What follows is a listing to be transcribed exactly.

**Given records**
———

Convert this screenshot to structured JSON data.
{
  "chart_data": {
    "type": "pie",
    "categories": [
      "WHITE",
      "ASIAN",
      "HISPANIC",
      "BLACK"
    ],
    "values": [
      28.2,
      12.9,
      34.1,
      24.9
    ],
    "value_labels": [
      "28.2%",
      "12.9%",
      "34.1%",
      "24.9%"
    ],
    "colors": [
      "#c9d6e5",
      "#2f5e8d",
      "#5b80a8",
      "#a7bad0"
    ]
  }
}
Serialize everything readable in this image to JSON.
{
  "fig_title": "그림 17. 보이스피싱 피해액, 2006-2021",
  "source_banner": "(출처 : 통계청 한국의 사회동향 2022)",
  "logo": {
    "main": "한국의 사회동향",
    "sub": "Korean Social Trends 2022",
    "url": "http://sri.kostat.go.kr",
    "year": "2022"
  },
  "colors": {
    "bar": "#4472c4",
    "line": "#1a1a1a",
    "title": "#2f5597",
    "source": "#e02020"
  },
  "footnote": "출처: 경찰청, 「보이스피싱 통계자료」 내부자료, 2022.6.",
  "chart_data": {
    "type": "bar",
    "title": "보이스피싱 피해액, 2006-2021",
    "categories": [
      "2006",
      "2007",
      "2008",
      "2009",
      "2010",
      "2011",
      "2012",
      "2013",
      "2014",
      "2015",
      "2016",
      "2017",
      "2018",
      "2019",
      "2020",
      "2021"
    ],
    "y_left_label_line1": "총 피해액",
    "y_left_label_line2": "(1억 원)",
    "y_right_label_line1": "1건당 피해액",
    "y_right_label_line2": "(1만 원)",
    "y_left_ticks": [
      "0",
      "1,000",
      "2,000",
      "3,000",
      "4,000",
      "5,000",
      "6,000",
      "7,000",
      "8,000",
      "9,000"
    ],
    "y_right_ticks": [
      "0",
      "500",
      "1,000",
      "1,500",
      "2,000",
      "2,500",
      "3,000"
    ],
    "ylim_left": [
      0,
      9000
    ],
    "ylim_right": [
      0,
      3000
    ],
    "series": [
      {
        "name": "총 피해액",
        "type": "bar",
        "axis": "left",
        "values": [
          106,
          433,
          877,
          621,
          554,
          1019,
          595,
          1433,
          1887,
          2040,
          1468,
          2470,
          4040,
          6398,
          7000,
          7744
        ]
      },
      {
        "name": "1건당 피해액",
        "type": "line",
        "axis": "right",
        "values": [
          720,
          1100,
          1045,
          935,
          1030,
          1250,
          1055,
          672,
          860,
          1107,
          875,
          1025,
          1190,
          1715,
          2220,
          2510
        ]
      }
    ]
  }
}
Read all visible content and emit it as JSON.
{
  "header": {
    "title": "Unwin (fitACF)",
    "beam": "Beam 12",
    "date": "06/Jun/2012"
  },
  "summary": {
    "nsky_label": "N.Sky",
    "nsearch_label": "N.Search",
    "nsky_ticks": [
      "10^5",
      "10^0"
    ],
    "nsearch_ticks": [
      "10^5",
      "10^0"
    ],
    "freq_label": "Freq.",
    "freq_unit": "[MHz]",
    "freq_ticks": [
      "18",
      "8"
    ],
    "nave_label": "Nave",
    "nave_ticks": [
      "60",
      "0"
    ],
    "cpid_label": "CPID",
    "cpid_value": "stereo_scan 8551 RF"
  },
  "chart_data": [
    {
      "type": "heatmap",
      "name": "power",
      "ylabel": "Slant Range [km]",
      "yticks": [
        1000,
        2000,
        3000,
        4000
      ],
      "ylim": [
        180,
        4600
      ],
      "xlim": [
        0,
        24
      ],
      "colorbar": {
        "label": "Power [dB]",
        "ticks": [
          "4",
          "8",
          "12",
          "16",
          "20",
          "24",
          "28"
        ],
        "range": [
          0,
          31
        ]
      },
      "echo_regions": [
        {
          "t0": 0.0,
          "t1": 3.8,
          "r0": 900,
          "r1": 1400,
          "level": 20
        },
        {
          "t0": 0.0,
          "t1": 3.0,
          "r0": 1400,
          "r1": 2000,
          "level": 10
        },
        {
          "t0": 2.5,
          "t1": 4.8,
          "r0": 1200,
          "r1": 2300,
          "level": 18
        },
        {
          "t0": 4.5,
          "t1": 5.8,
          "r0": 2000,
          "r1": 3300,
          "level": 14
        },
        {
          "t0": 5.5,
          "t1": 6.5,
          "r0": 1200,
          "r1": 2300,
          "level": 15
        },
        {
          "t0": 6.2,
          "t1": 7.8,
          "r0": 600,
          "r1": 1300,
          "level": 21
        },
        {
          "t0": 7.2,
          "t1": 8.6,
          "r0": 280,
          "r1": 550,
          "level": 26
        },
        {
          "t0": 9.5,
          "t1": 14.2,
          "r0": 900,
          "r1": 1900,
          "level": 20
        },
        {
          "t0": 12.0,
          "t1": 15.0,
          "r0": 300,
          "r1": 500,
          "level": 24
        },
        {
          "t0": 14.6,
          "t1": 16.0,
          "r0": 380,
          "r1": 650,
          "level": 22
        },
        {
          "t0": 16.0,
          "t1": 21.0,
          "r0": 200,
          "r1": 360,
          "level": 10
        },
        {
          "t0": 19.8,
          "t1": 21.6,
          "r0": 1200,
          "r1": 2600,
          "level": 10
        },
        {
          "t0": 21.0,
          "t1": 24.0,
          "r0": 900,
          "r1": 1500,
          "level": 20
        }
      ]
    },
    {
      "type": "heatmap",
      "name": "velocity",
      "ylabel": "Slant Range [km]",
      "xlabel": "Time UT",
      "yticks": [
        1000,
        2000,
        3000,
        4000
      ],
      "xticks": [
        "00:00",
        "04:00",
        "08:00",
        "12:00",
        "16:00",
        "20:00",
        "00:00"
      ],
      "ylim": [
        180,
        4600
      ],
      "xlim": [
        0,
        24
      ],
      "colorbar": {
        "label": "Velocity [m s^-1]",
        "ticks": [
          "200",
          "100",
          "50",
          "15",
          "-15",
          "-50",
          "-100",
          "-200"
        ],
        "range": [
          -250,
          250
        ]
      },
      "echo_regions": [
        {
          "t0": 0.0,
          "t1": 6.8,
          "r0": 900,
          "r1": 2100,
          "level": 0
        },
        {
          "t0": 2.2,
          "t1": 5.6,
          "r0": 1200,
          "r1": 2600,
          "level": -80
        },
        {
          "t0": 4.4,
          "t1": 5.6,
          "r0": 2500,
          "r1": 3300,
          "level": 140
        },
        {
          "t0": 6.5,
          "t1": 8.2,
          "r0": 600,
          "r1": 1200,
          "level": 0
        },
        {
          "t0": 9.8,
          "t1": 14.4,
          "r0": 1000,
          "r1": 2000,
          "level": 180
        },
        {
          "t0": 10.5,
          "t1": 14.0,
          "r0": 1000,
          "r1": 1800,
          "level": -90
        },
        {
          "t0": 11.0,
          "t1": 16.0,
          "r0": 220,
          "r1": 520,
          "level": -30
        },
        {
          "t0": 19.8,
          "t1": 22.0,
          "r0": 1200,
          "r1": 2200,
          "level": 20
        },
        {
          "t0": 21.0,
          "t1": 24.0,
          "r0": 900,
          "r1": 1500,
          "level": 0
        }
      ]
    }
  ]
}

———

**Answer to the problem**
Convert this screenshot to structured JSON data.
{
  "chart_data": {
    "type": "pie",
    "categories": [
      "WHITE",
      "ASIAN",
      "HISPANIC",
      "BLACK"
    ],
    "values": [
      28.2,
      12.9,
      34.1,
      24.9
    ],
    "value_labels": [
      "28.2%",
      "12.9%",
      "34.1%",
      "24.9%"
    ],
    "colors": [
      "#c9d6e5",
      "#2f5e8d",
      "#5b80a8",
      "#a7bad0"
    ]
  }
}
Serialize everything readable in this image to JSON.
{
  "fig_title": "그림 17. 보이스피싱 피해액, 2006-2021",
  "source_banner": "(출처 : 통계청 한국의 사회동향 2022)",
  "logo": {
    "main": "한국의 사회동향",
    "sub": "Korean Social Trends 2022",
    "url": "http://sri.kostat.go.kr",
    "year": "2022"
  },
  "colors": {
    "bar": "#4472c4",
    "line": "#1a1a1a",
    "title": "#2f5597",
    "source": "#e02020"
  },
  "footnote": "출처: 경찰청, 「보이스피싱 통계자료」 내부자료, 2022.6.",
  "chart_data": {
    "type": "bar",
    "title": "보이스피싱 피해액, 2006-2021",
    "categories": [
      "2006",
      "2007",
      "2008",
      "2009",
      "2010",
      "2011",
      "2012",
      "2013",
      "2014",
      "2015",
      "2016",
      "2017",
      "2018",
      "2019",
      "2020",
      "2021"
    ],
    "y_left_label_line1": "총 피해액",
    "y_left_label_line2": "(1억 원)",
    "y_right_label_line1": "1건당 피해액",
    "y_right_label_line2": "(1만 원)",
    "y_left_ticks": [
      "0",
      "1,000",
      "2,000",
      "3,000",
      "4,000",
      "5,000",
      "6,000",
      "7,000",
      "8,000",
      "9,000"
    ],
    "y_right_ticks": [
      "0",
      "500",
      "1,000",
      "1,500",
      "2,000",
      "2,500",
      "3,000"
    ],
    "ylim_left": [
      0,
      9000
    ],
    "ylim_right": [
      0,
      3000
    ],
    "series": [
      {
        "name": "총 피해액",
        "type": "bar",
        "axis": "left",
        "values": [
          106,
          433,
          877,
          621,
          554,
          1019,
          595,
          1433,
          1887,
          2040,
          1468,
          2470,
          4040,
          6398,
          7000,
          7744
        ]
      },
      {
        "name": "1건당 피해액",
        "type": "line",
        "axis": "right",
        "values": [
          720,
          1100,
          1045,
          935,
          1030,
          1250,
          1055,
          672,
          860,
          1107,
          875,
          1025,
          1190,
          1715,
          2220,
          2510
        ]
      }
    ]
  }
}
Read all visible content and emit it as JSON.
{
  "header": {
    "title": "Unwin (fitACF)",
    "beam": "Beam 12",
    "date": "06/Jun/2012"
  },
  "summary": {
    "nsky_label": "N.Sky",
    "nsearch_label": "N.Search",
    "nsky_ticks": [
      "10^5",
      "10^0"
    ],
    "nsearch_ticks": [
      "10^5",
      "10^0"
    ],
    "freq_label": "Freq.",
    "freq_unit": "[MHz]",
    "freq_ticks": [
      "18",
      "8"
    ],
    "nave_label": "Nave",
    "nave_ticks": [
      "60",
      "0"
    ],
    "cpid_label": "CPID",
    "cpid_value": "stereo_scan 8551 RF"
  },
  "chart_data": [
    {
      "type": "heatmap",
      "name": "power",
      "ylabel": "Slant Range [km]",
      "yticks": [
        1000,
        2000,
        3000,
        4000
      ],
      "ylim": [
        180,
        4600
      ],
      "xlim": [
        0,
        24
      ],
      "colorbar": {
        "label": "Power [dB]",
        "ticks": [
          "4",
          "8",
          "12",
          "16",
          "20",
          "24",
          "28"
        ],
        "range": [
          0,
          31
        ]
      },
      "echo_regions": [
        {
          "t0": 0.0,
          "t1": 3.8,
          "r0": 900,
          "r1": 1400,
          "level": 20
        },
        {
          "t0": 0.0,
          "t1": 3.0,
          "r0": 1400,
          "r1": 2000,
          "level": 10
        },
        {
          "t0": 2.5,
          "t1": 4.8,
          "r0": 1200,
          "r1": 2300,
          "level": 18
        },
        {
          "t0": 4.5,
          "t1": 5.8,
          "r0": 2000,
          "r1": 3300,
          "level": 14
        },
        {
          "t0": 5.5,
          "t1": 6.5,
          "r0": 1200,
          "r1": 2300,
          "level": 15
        },
        {
          "t0": 6.2,
          "t1": 7.8,
          "r0": 600,
          "r1": 1300,
          "level": 21
        },
        {
          "t0": 7.2,
          "t1": 8.6,
          "r0": 280,
          "r1": 550,
          "level": 26
        },
        {
          "t0": 9.5,
          "t1": 14.2,
          "r0": 900,
          "r1": 1900,
          "level": 20
        },
        {
          "t0": 12.0,
          "t1": 15.0,
          "r0": 300,
          "r1": 500,
          "level": 24
        },
        {
          "t0": 14.6,
          "t1": 16.0,
          "r0": 380,
          "r1": 650,
          "level": 22
        },
        {
          "t0": 16.0,
          "t1": 21.0,
          "r0": 200,
          "r1": 360,
          "level": 10
        },
        {
          "t0": 19.8,
          "t1": 21.6,
          "r0": 1200,
          "r1": 2600,
          "level": 10
        },
        {
          "t0": 21.0,
          "t1": 24.0,
          "r0": 900,
          "r1": 1500,
          "level": 20
        }
      ]
    },
    {
      "type": "heatmap",
      "name": "velocity",
      "ylabel": "Slant Range [km]",
      "xlabel": "Time UT",
      "yticks": [
        1000,
        2000,
        3000,
        4000
      ],
      "xticks": [
        "00:00",
        "04:00",
        "08:00",
        "12:00",
        "16:00",
        "20:00",
        "00:00"
      ],
      "ylim": [
        180,
        4600
      ],
      "xlim": [
        0,
        24
      ],
      "colorbar": {
        "label": "Velocity [m s^-1]",
        "ticks": [
          "200",
          "100",
          "50",
          "15",
          "-15",
          "-50",
          "-100",
          "-200"
        ],
        "range": [
          -250,
          250
        ]
      },
      "echo_regions": [
        {
          "t0": 0.0,
          "t1": 6.8,
          "r0": 900,
          "r1": 2100,
          "level": 0
        },
        {
          "t0": 2.2,
          "t1": 5.6,
          "r0": 1200,
          "r1": 2600,
          "level": -80
        },
        {
          "t0": 4.4,
          "t1": 5.6,
          "r0": 2500,
          "r1": 3300,
          "level": 140
        },
        {
          "t0": 6.5,
          "t1": 8.2,
          "r0": 600,
          "r1": 1200,
          "level": 0
        },
        {
          "t0": 9.8,
          "t1": 14.4,
          "r0": 1000,
          "r1": 2000,
          "level": 180
        },
        {
          "t0": 10.5,
          "t1": 14.0,
          "r0": 1000,
          "r1": 1800,
          "level": -90
        },
        {
          "t0": 11.0,
          "t1": 16.0,
          "r0": 220,
          "r1": 520,
          "level": -30
        },
        {
          "t0": 19.8,
          "t1": 22.0,
          "r0": 1200,
          "r1": 2200,
          "level": 20
        },
        {
          "t0": 21.0,
          "t1": 24.0,
          "r0": 900,
          "r1": 1500,
          "level": 0
        }
      ]
    }
  ]
}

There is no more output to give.